[Saved entries]
---+---
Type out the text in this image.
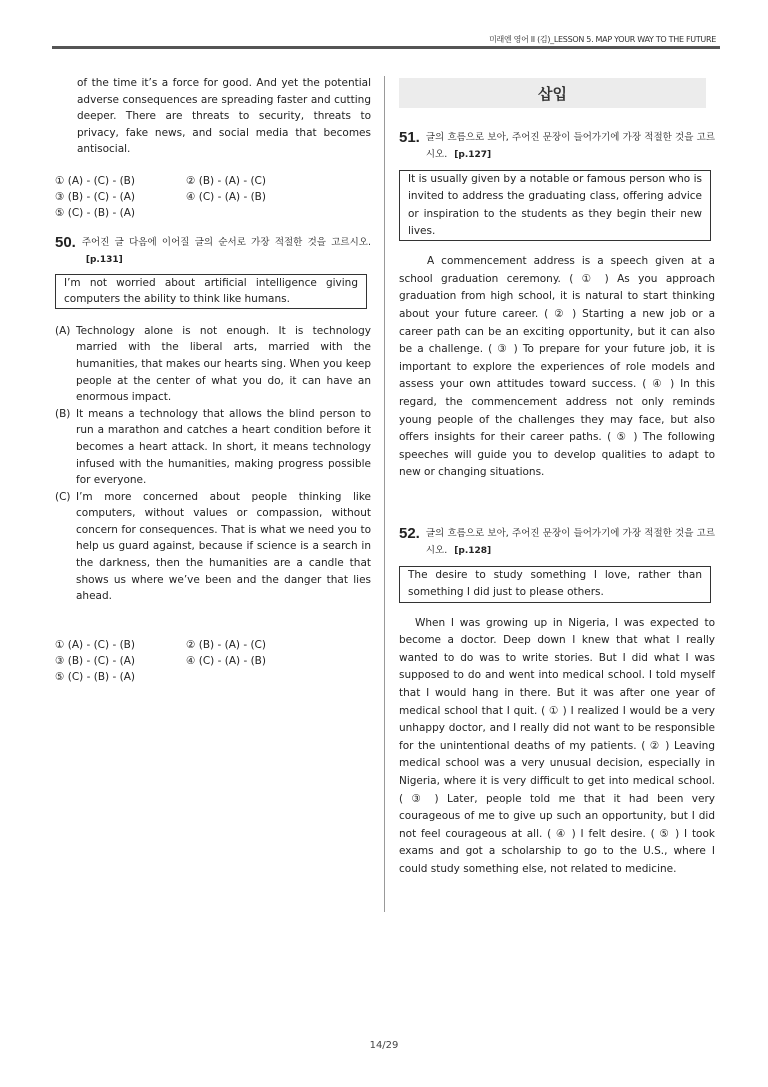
미래엔 영어 II (김)_LESSON 5. MAP YOUR WAY TO THE FUTURE
of the time it’s a force for good. And yet the potential adverse consequences are spreading faster and cutting deeper. There are threats to security, threats to privacy, fake news, and social media that becomes antisocial.
① (A) - (C) - (B)	② (B) - (A) - (C)
③ (B) - (C) - (A)	④ (C) - (A) - (B)
⑤ (C) - (B) - (A)
50. 주어진 글 다음에 이어질 글의 순서로 가장 적절한 것을 고르시오. [p.131]
I’m not worried about artificial intelligence giving computers the ability to think like humans.
(A) Technology alone is not enough. It is technology married with the liberal arts, married with the humanities, that makes our hearts sing. When you keep people at the center of what you do, it can have an enormous impact.
(B) It means a technology that allows the blind person to run a marathon and catches a heart condition before it becomes a heart attack. In short, it means technology infused with the humanities, making progress possible for everyone.
(C) I’m more concerned about people thinking like computers, without values or compassion, without concern for consequences. That is what we need you to help us guard against, because if science is a search in the darkness, then the humanities are a candle that shows us where we’ve been and the danger that lies ahead.
① (A) - (C) - (B)	② (B) - (A) - (C)
③ (B) - (C) - (A)	④ (C) - (A) - (B)
⑤ (C) - (B) - (A)
삽입
51. 글의 흐름으로 보아, 주어진 문장이 들어가기에 가장 적절한 것을 고르시오. [p.127]
It is usually given by a notable or famous person who is invited to address the graduating class, offering advice or inspiration to the students as they begin their new lives.
A commencement address is a speech given at a school graduation ceremony. ( ① ) As you approach graduation from high school, it is natural to start thinking about your future career. ( ② ) Starting a new job or a career path can be an exciting opportunity, but it can also be a challenge. ( ③ ) To prepare for your future job, it is important to explore the experiences of role models and assess your own attitudes toward success. ( ④ ) In this regard, the commencement address not only reminds young people of the challenges they may face, but also offers insights for their career paths. ( ⑤ ) The following speeches will guide you to develop qualities to adapt to new or changing situations.
52. 글의 흐름으로 보아, 주어진 문장이 들어가기에 가장 적절한 것을 고르시오. [p.128]
The desire to study something I love, rather than something I did just to please others.
When I was growing up in Nigeria, I was expected to become a doctor. Deep down I knew that what I really wanted to do was to write stories. But I did what I was supposed to do and went into medical school. I told myself that I would hang in there. But it was after one year of medical school that I quit. ( ① ) I realized I would be a very unhappy doctor, and I really did not want to be responsible for the unintentional deaths of my patients. ( ② ) Leaving medical school was a very unusual decision, especially in Nigeria, where it is very difficult to get into medical school. ( ③ ) Later, people told me that it had been very courageous of me to give up such an opportunity, but I did not feel courageous at all. ( ④ ) I felt desire. ( ⑤ ) I took exams and got a scholarship to go to the U.S., where I could study something else, not related to medicine.
14/29
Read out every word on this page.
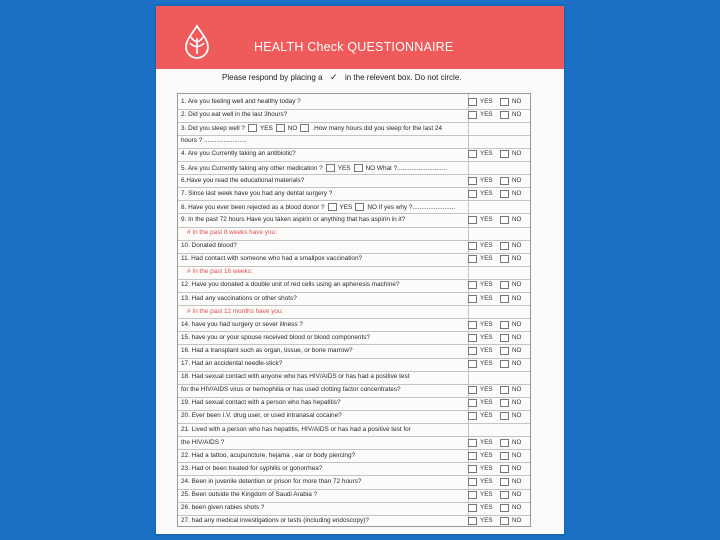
HEALTH Check QUESTIONNAIRE
Please respond by placing a ✓ in the relevent box. Do not circle.
1. Are you feeling well and healthy today ?	YES	NO
2. Did you eat well in the last 3hours?	YES	NO
3. Did you sleep well ? YES NO .How many hours did you sleep for the last 24
hours ? ........................
4. Are you Currently taking an antibiotic?	YES	NO
5. Are you Currently taking any other medication ? YES NO What ?............................
6.Have you read the educational materials?	YES	NO
7. Since last week have you had any dental surgery ?	YES	NO
8. Have you ever been rejected as a blood donor ? YES NO If yes why ?........................
9. In the past 72 hours Have you taken aspirin or anything that has aspirin in it?	YES	NO
# In the past 8 weeks have you:
10. Donated blood?	YES	NO
11. Had contact with someone who had a smallpox vaccination?	YES	NO
# In the past 16 weeks:
12. Have you donated a double unit of red cells using an apheresis machine?	YES	NO
13. Had any vaccinations or other shots?	YES	NO
# In the past 12 months have you:
14. have you had surgery or sever illness ?	YES	NO
15. have you or your spouse received blood or blood components?	YES	NO
16. Had a transplant such as organ, tissue, or bone marrow?	YES	NO
17. Had an accidental needle-stick?	YES	NO
18. Had sexual contact with anyone who has HIV/AIDS or has had a positive test
for the HIV/AIDS virus or hemophilia or has used clotting factor concentrates?	YES	NO
19. Had sexual contact with a person who has hepatitis?	YES	NO
20. Ever been I.V. drug user, or used intranasal cocaine?	YES	NO
21. Lived with a person who has hepatitis, HIV/AIDS or has had a positive test for
the HIV/AIDS ?	YES	NO
22. Had a tattoo, acupuncture, hejama , ear or body piercing?	YES	NO
23. Had or been treated for syphilis or gonorrhea?	YES	NO
24. Been in juvenile detention or prison for more than 72 hours?	YES	NO
25. Been outside the Kingdom of Saudi Arabia ?	YES	NO
26. been given rabies shots ?	YES	NO
27. had any medical investigations or tests (including endoscopy)?	YES	NO
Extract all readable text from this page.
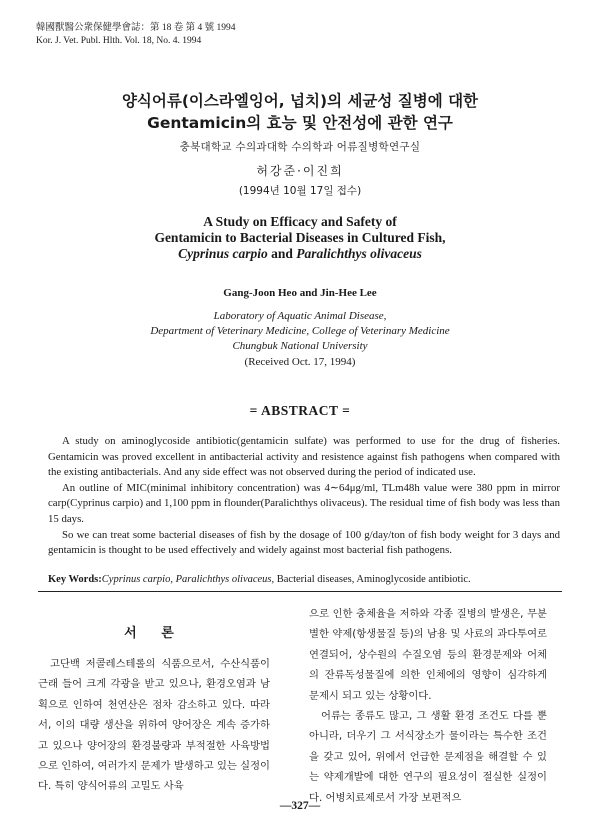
韓國獸醫公衆保健學會誌：第 18 卷 第 4 號 1994
Kor. J. Vet. Publ. Hlth. Vol. 18, No. 4. 1994
양식어류(이스라엘잉어, 넙치)의 세균성 질병에 대한
Gentamicin의 효능 및 안전성에 관한 연구
충북대학교 수의과대학 수의학과 어류질병학연구실
허강준·이진희
(1994년 10월 17일 접수)
A Study on Efficacy and Safety of
Gentamicin to Bacterial Diseases in Cultured Fish,
Cyprinus carpio and Paralichthys olivaceus
Gang-Joon Heo and Jin-Hee Lee
Laboratory of Aquatic Animal Disease,
Department of Veterinary Medicine, College of Veterinary Medicine
Chungbuk National University
(Received Oct. 17, 1994)
= ABSTRACT =

A study on aminoglycoside antibiotic(gentamicin sulfate) was performed to use for the drug of fisheries. Gentamicin was proved excellent in antibacterial activity and resistence against fish pathogens when compared with the existing antibacterials. And any side effect was not observed during the period of indicated use.

An outline of MIC(minimal inhibitory concentration) was 4∼64μg/ml, TLm48h value were 380 ppm in mirror carp(Cyprinus carpio) and 1,100 ppm in flounder(Paralichthys olivaceus). The residual time of fish body was less than 15 days.

So we can treat some bacterial diseases of fish by the dosage of 100 g/day/ton of fish body weight for 3 days and gentamicin is thought to be used effectively and widely against most bacterial fish pathogens.

Key Words:Cyprinus carpio, Paralichthys olivaceus, Bacterial diseases, Aminoglycoside antibiotic.
서 론

고단백 저콜레스테롤의 식품으로서, 수산식품이 근래 들어 크게 각광을 받고 있으나, 환경오염과 남획으로 인하여 천연산은 점차 감소하고 있다. 따라서, 이의 대량 생산을 위하여 양어장은 계속 증가하고 있으나 양어장의 환경불량과 부적절한 사육방법으로 인하여, 여러가지 문제가 발생하고 있는 실정이다. 특히 양식어류의 고밀도 사육

으로 인한 충체율을 저하와 각종 질병의 발생은, 무분별한 약제(항생물질 등)의 남용 및 사료의 과다투여로 연결되어, 상수원의 수질오염 등의 환경문제와 어체의 잔류독성물질에 의한 인체에의 영향이 심각하게 문제시 되고 있는 상황이다.

어류는 종류도 많고, 그 생활 환경 조건도 다를 뿐 아니라, 더우기 그 서식장소가 물이라는 특수한 조건을 갖고 있어, 위에서 언급한 문제점을 해결할 수 있는 약제개발에 대한 연구의 필요성이 절실한 실정이다. 어병치료제로서 가장 보편적으

—327—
---+---
EXERCISE: Excluding all pictures, print exactly and only the lines from the line with "Extract all readable text from this page." through the end of the records above, both ends included.

RESULT:
Extract all readable text from this page.
韓國獸醫公衆保健學會誌：第 18 卷 第 4 號 1994
Kor. J. Vet. Publ. Hlth. Vol. 18, No. 4. 1994
양식어류(이스라엘잉어, 넙치)의 세균성 질병에 대한
Gentamicin의 효능 및 안전성에 관한 연구
충북대학교 수의과대학 수의학과 어류질병학연구실
허강준·이진희
(1994년 10월 17일 접수)
A Study on Efficacy and Safety of
Gentamicin to Bacterial Diseases in Cultured Fish,
Cyprinus carpio and Paralichthys olivaceus
Gang-Joon Heo and Jin-Hee Lee
Laboratory of Aquatic Animal Disease,
Department of Veterinary Medicine, College of Veterinary Medicine
Chungbuk National University
(Received Oct. 17, 1994)
= ABSTRACT =

A study on aminoglycoside antibiotic(gentamicin sulfate) was performed to use for the drug of fisheries. Gentamicin was proved excellent in antibacterial activity and resistence against fish pathogens when compared with the existing antibacterials. And any side effect was not observed during the period of indicated use.

An outline of MIC(minimal inhibitory concentration) was 4∼64μg/ml, TLm48h value were 380 ppm in mirror carp(Cyprinus carpio) and 1,100 ppm in flounder(Paralichthys olivaceus). The residual time of fish body was less than 15 days.

So we can treat some bacterial diseases of fish by the dosage of 100 g/day/ton of fish body weight for 3 days and gentamicin is thought to be used effectively and widely against most bacterial fish pathogens.

Key Words:Cyprinus carpio, Paralichthys olivaceus, Bacterial diseases, Aminoglycoside antibiotic.
서 론

고단백 저콜레스테롤의 식품으로서, 수산식품이 근래 들어 크게 각광을 받고 있으나, 환경오염과 남획으로 인하여 천연산은 점차 감소하고 있다. 따라서, 이의 대량 생산을 위하여 양어장은 계속 증가하고 있으나 양어장의 환경불량과 부적절한 사육방법으로 인하여, 여러가지 문제가 발생하고 있는 실정이다. 특히 양식어류의 고밀도 사육

으로 인한 충체율을 저하와 각종 질병의 발생은, 무분별한 약제(항생물질 등)의 남용 및 사료의 과다투여로 연결되어, 상수원의 수질오염 등의 환경문제와 어체의 잔류독성물질에 의한 인체에의 영향이 심각하게 문제시 되고 있는 상황이다.

어류는 종류도 많고, 그 생활 환경 조건도 다를 뿐 아니라, 더우기 그 서식장소가 물이라는 특수한 조건을 갖고 있어, 위에서 언급한 문제점을 해결할 수 있는 약제개발에 대한 연구의 필요성이 절실한 실정이다. 어병치료제로서 가장 보편적으

—327—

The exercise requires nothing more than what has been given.